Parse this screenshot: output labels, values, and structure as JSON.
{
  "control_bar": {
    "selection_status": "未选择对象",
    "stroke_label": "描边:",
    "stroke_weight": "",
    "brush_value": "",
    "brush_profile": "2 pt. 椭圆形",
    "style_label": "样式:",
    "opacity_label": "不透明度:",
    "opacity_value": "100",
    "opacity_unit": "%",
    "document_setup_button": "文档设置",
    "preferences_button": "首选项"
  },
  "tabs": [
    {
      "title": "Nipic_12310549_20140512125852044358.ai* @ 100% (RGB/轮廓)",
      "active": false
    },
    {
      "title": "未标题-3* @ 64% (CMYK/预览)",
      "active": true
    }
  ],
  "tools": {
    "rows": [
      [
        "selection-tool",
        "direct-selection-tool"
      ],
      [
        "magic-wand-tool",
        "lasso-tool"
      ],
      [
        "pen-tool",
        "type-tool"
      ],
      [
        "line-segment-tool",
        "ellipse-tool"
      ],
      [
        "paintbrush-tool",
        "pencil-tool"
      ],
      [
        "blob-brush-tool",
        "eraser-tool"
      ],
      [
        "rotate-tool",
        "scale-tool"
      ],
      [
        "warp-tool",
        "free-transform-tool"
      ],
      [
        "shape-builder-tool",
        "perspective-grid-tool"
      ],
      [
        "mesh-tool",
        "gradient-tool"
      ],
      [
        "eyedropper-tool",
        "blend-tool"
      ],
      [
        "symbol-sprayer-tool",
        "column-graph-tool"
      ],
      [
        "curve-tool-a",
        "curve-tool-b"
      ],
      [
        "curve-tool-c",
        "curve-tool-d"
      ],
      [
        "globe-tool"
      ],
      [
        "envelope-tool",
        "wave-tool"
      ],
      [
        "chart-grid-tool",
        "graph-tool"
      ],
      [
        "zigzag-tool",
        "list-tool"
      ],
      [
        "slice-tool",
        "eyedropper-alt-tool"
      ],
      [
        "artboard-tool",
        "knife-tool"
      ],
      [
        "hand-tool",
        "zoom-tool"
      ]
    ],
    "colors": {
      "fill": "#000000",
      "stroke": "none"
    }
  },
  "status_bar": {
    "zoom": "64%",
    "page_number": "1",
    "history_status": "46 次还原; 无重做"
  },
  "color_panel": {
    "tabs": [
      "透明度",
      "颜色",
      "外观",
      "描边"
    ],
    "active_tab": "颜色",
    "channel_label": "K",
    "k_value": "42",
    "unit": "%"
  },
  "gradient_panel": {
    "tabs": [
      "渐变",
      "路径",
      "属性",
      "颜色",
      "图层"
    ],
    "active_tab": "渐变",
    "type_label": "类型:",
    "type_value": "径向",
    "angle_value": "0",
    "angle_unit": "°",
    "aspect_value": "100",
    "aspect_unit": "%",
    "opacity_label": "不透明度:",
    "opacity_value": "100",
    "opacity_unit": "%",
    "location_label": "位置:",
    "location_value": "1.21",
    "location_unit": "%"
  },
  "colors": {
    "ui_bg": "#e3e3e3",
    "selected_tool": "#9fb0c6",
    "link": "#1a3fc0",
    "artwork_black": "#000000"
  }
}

####

■ REQUIRED TASK ■
Copy out all of the lines above exactly.

■ ANSWER IN FULL ■
Parse this screenshot: output labels, values, and structure as JSON.
{
  "control_bar": {
    "selection_status": "未选择对象",
    "stroke_label": "描边:",
    "stroke_weight": "",
    "brush_value": "",
    "brush_profile": "2 pt. 椭圆形",
    "style_label": "样式:",
    "opacity_label": "不透明度:",
    "opacity_value": "100",
    "opacity_unit": "%",
    "document_setup_button": "文档设置",
    "preferences_button": "首选项"
  },
  "tabs": [
    {
      "title": "Nipic_12310549_20140512125852044358.ai* @ 100% (RGB/轮廓)",
      "active": false
    },
    {
      "title": "未标题-3* @ 64% (CMYK/预览)",
      "active": true
    }
  ],
  "tools": {
    "rows": [
      [
        "selection-tool",
        "direct-selection-tool"
      ],
      [
        "magic-wand-tool",
        "lasso-tool"
      ],
      [
        "pen-tool",
        "type-tool"
      ],
      [
        "line-segment-tool",
        "ellipse-tool"
      ],
      [
        "paintbrush-tool",
        "pencil-tool"
      ],
      [
        "blob-brush-tool",
        "eraser-tool"
      ],
      [
        "rotate-tool",
        "scale-tool"
      ],
      [
        "warp-tool",
        "free-transform-tool"
      ],
      [
        "shape-builder-tool",
        "perspective-grid-tool"
      ],
      [
        "mesh-tool",
        "gradient-tool"
      ],
      [
        "eyedropper-tool",
        "blend-tool"
      ],
      [
        "symbol-sprayer-tool",
        "column-graph-tool"
      ],
      [
        "curve-tool-a",
        "curve-tool-b"
      ],
      [
        "curve-tool-c",
        "curve-tool-d"
      ],
      [
        "globe-tool"
      ],
      [
        "envelope-tool",
        "wave-tool"
      ],
      [
        "chart-grid-tool",
        "graph-tool"
      ],
      [
        "zigzag-tool",
        "list-tool"
      ],
      [
        "slice-tool",
        "eyedropper-alt-tool"
      ],
      [
        "artboard-tool",
        "knife-tool"
      ],
      [
        "hand-tool",
        "zoom-tool"
      ]
    ],
    "colors": {
      "fill": "#000000",
      "stroke": "none"
    }
  },
  "status_bar": {
    "zoom": "64%",
    "page_number": "1",
    "history_status": "46 次还原; 无重做"
  },
  "color_panel": {
    "tabs": [
      "透明度",
      "颜色",
      "外观",
      "描边"
    ],
    "active_tab": "颜色",
    "channel_label": "K",
    "k_value": "42",
    "unit": "%"
  },
  "gradient_panel": {
    "tabs": [
      "渐变",
      "路径",
      "属性",
      "颜色",
      "图层"
    ],
    "active_tab": "渐变",
    "type_label": "类型:",
    "type_value": "径向",
    "angle_value": "0",
    "angle_unit": "°",
    "aspect_value": "100",
    "aspect_unit": "%",
    "opacity_label": "不透明度:",
    "opacity_value": "100",
    "opacity_unit": "%",
    "location_label": "位置:",
    "location_value": "1.21",
    "location_unit": "%"
  },
  "colors": {
    "ui_bg": "#e3e3e3",
    "selected_tool": "#9fb0c6",
    "link": "#1a3fc0",
    "artwork_black": "#000000"
  }
}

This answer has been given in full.